■ EXERCISE REQUIREMENTS: Lines with "Gram": pull these out of the listing below.
◆ ◆ ◆
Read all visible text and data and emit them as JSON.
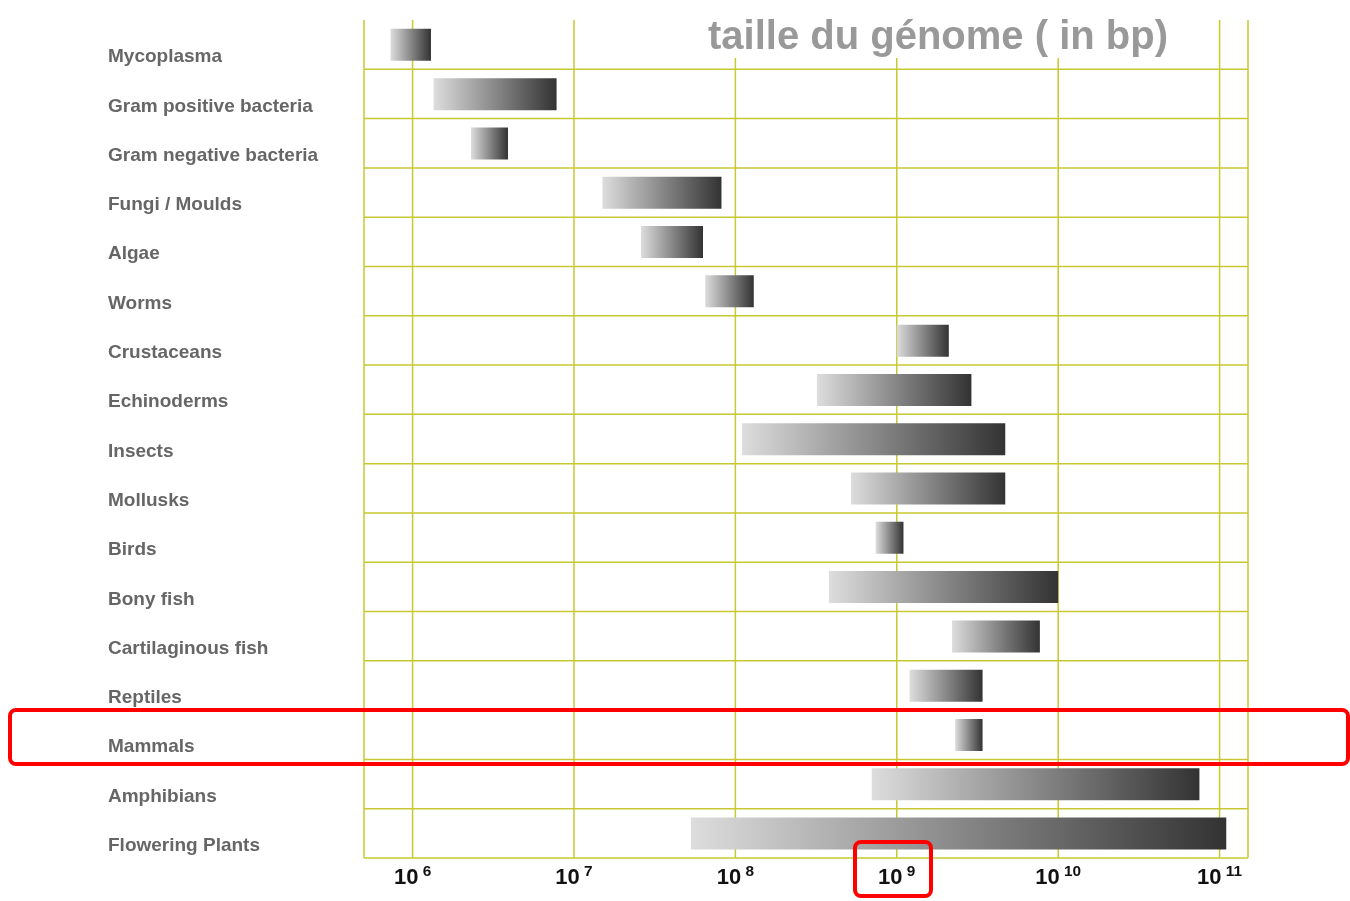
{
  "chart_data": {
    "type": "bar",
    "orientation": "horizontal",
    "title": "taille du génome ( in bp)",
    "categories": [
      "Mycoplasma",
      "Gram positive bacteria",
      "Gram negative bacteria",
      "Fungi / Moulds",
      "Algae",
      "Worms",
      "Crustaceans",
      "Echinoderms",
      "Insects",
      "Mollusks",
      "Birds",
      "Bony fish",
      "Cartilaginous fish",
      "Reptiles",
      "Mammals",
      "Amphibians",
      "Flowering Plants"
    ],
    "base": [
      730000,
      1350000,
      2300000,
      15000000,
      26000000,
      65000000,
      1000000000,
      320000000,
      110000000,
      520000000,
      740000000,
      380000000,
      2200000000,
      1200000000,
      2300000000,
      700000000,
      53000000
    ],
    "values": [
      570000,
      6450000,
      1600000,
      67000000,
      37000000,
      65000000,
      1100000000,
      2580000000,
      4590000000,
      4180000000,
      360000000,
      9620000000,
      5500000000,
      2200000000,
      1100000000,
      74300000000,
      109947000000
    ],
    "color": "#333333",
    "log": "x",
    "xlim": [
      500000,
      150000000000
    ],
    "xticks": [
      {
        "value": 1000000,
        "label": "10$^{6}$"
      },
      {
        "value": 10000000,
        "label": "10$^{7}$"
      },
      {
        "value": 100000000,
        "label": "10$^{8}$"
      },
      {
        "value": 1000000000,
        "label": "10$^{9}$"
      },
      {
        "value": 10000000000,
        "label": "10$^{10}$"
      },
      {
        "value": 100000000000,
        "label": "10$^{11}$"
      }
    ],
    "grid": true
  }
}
◆ ◆ ◆
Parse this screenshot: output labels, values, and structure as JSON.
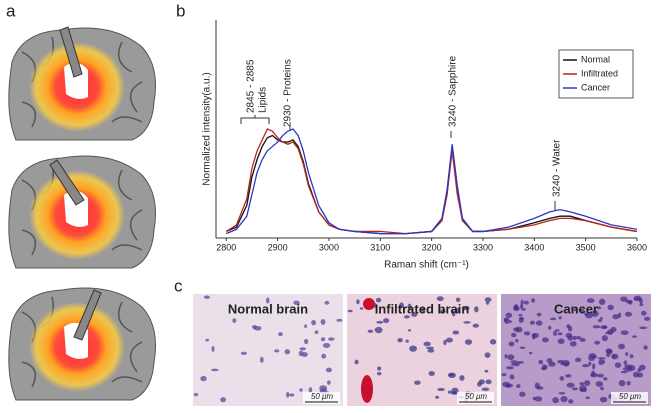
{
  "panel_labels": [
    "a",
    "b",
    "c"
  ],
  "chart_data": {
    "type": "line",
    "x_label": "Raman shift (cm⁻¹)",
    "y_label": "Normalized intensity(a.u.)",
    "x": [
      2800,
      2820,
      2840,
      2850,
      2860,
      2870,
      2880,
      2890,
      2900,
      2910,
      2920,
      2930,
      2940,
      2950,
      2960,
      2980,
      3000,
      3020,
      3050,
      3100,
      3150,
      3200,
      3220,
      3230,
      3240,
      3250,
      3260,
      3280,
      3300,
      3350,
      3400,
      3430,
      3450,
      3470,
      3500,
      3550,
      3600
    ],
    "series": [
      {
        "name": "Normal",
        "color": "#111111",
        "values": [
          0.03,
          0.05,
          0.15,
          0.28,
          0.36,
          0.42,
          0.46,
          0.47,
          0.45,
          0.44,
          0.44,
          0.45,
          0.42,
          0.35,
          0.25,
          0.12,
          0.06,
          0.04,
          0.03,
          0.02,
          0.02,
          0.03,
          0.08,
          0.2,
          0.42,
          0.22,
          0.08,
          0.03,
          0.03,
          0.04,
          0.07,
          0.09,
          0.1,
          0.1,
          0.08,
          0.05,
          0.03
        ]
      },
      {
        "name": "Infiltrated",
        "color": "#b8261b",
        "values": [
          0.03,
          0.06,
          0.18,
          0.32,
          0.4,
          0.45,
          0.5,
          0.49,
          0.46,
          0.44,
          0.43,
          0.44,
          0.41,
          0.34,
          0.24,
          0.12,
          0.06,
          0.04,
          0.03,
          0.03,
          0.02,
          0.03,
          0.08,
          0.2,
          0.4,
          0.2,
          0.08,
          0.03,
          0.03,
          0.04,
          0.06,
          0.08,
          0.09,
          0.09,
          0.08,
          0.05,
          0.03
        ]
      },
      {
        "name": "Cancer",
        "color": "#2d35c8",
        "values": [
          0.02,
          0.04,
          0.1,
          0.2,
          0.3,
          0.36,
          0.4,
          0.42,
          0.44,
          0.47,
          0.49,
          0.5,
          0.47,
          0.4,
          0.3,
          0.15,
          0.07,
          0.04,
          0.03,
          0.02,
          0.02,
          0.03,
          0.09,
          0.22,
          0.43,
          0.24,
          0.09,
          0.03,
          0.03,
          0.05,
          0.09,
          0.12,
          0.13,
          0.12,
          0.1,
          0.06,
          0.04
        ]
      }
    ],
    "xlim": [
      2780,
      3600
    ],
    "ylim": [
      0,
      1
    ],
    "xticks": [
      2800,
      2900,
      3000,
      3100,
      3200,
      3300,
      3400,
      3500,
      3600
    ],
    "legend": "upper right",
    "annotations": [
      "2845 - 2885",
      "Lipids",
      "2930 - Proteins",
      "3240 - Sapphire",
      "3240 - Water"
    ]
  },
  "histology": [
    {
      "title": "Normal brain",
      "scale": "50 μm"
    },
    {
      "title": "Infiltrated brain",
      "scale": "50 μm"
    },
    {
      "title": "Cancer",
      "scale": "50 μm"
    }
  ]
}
◆ ◆ ◆
■ YOUR SOLUTION:
      "Gram positive bacteria",
      "Gram negative bacteria",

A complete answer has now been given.